Data records:
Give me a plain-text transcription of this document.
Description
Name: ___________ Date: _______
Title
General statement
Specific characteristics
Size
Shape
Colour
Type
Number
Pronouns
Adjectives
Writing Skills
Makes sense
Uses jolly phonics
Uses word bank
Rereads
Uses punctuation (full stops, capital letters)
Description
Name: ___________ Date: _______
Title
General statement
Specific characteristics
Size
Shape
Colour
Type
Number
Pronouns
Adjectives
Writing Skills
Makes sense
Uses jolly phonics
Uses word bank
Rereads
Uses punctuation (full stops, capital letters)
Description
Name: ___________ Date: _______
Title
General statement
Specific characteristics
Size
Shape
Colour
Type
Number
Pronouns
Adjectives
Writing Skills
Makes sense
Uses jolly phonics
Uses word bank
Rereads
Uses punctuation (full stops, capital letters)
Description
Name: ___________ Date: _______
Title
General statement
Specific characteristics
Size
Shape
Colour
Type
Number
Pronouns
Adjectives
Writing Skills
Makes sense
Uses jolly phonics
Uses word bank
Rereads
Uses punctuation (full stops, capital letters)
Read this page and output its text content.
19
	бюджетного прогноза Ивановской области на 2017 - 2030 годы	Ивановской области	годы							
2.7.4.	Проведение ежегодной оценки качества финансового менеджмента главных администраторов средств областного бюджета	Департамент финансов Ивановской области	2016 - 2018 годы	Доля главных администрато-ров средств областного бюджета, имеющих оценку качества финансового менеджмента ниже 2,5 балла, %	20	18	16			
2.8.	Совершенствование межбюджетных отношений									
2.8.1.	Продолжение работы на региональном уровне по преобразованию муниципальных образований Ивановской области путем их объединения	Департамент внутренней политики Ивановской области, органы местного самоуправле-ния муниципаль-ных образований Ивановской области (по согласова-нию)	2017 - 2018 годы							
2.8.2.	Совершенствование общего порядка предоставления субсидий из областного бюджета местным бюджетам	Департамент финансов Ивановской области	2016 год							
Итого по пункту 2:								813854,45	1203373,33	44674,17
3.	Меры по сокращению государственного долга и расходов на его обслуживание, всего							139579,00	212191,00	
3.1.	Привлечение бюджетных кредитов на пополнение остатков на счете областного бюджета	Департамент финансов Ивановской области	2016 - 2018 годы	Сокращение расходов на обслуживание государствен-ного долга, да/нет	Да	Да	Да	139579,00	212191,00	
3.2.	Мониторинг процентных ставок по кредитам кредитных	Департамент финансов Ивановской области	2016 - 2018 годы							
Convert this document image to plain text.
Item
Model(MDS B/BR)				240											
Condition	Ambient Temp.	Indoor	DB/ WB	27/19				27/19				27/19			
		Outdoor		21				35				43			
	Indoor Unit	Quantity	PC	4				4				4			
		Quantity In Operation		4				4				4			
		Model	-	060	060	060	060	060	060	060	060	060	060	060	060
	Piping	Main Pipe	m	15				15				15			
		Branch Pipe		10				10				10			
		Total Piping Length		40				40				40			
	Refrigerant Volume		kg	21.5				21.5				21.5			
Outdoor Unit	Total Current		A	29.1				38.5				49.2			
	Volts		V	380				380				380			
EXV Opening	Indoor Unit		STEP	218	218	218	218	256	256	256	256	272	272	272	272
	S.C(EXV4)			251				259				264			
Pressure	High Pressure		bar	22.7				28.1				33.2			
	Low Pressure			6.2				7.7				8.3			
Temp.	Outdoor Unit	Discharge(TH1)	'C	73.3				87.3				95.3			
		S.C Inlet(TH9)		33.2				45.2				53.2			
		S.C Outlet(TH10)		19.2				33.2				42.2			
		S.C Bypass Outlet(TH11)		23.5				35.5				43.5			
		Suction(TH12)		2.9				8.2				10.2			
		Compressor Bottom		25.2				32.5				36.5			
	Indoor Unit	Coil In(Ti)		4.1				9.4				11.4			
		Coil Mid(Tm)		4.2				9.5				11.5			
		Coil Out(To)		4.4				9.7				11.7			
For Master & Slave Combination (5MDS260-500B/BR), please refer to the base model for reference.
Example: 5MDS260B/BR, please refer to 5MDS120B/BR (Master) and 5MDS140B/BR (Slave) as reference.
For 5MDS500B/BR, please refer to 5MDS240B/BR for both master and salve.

# [BRIEF]
Write out the whole listing again, exactly as it stands.

# [COMPLETE OUTPUT]
Give me a plain-text transcription of this document.
Description
Name: ___________ Date: _______
Title
General statement
Specific characteristics
Size
Shape
Colour
Type
Number
Pronouns
Adjectives
Writing Skills
Makes sense
Uses jolly phonics
Uses word bank
Rereads
Uses punctuation (full stops, capital letters)
Description
Name: ___________ Date: _______
Title
General statement
Specific characteristics
Size
Shape
Colour
Type
Number
Pronouns
Adjectives
Writing Skills
Makes sense
Uses jolly phonics
Uses word bank
Rereads
Uses punctuation (full stops, capital letters)
Description
Name: ___________ Date: _______
Title
General statement
Specific characteristics
Size
Shape
Colour
Type
Number
Pronouns
Adjectives
Writing Skills
Makes sense
Uses jolly phonics
Uses word bank
Rereads
Uses punctuation (full stops, capital letters)
Description
Name: ___________ Date: _______
Title
General statement
Specific characteristics
Size
Shape
Colour
Type
Number
Pronouns
Adjectives
Writing Skills
Makes sense
Uses jolly phonics
Uses word bank
Rereads
Uses punctuation (full stops, capital letters)
Read this page and output its text content.
19
	бюджетного прогноза Ивановской области на 2017 - 2030 годы	Ивановской области	годы							
2.7.4.	Проведение ежегодной оценки качества финансового менеджмента главных администраторов средств областного бюджета	Департамент финансов Ивановской области	2016 - 2018 годы	Доля главных администрато-ров средств областного бюджета, имеющих оценку качества финансового менеджмента ниже 2,5 балла, %	20	18	16			
2.8.	Совершенствование межбюджетных отношений									
2.8.1.	Продолжение работы на региональном уровне по преобразованию муниципальных образований Ивановской области путем их объединения	Департамент внутренней политики Ивановской области, органы местного самоуправле-ния муниципаль-ных образований Ивановской области (по согласова-нию)	2017 - 2018 годы							
2.8.2.	Совершенствование общего порядка предоставления субсидий из областного бюджета местным бюджетам	Департамент финансов Ивановской области	2016 год							
Итого по пункту 2:								813854,45	1203373,33	44674,17
3.	Меры по сокращению государственного долга и расходов на его обслуживание, всего							139579,00	212191,00	
3.1.	Привлечение бюджетных кредитов на пополнение остатков на счете областного бюджета	Департамент финансов Ивановской области	2016 - 2018 годы	Сокращение расходов на обслуживание государствен-ного долга, да/нет	Да	Да	Да	139579,00	212191,00	
3.2.	Мониторинг процентных ставок по кредитам кредитных	Департамент финансов Ивановской области	2016 - 2018 годы							
Convert this document image to plain text.
Item
Model(MDS B/BR)				240											
Condition	Ambient Temp.	Indoor	DB/ WB	27/19				27/19				27/19			
		Outdoor		21				35				43			
	Indoor Unit	Quantity	PC	4				4				4			
		Quantity In Operation		4				4				4			
		Model	-	060	060	060	060	060	060	060	060	060	060	060	060
	Piping	Main Pipe	m	15				15				15			
		Branch Pipe		10				10				10			
		Total Piping Length		40				40				40			
	Refrigerant Volume		kg	21.5				21.5				21.5			
Outdoor Unit	Total Current		A	29.1				38.5				49.2			
	Volts		V	380				380				380			
EXV Opening	Indoor Unit		STEP	218	218	218	218	256	256	256	256	272	272	272	272
	S.C(EXV4)			251				259				264			
Pressure	High Pressure		bar	22.7				28.1				33.2			
	Low Pressure			6.2				7.7				8.3			
Temp.	Outdoor Unit	Discharge(TH1)	'C	73.3				87.3				95.3			
		S.C Inlet(TH9)		33.2				45.2				53.2			
		S.C Outlet(TH10)		19.2				33.2				42.2			
		S.C Bypass Outlet(TH11)		23.5				35.5				43.5			
		Suction(TH12)		2.9				8.2				10.2			
		Compressor Bottom		25.2				32.5				36.5			
	Indoor Unit	Coil In(Ti)		4.1				9.4				11.4			
		Coil Mid(Tm)		4.2				9.5				11.5			
		Coil Out(To)		4.4				9.7				11.7			
For Master & Slave Combination (5MDS260-500B/BR), please refer to the base model for reference.
Example: 5MDS260B/BR, please refer to 5MDS120B/BR (Master) and 5MDS140B/BR (Slave) as reference.
For 5MDS500B/BR, please refer to 5MDS240B/BR for both master and salve.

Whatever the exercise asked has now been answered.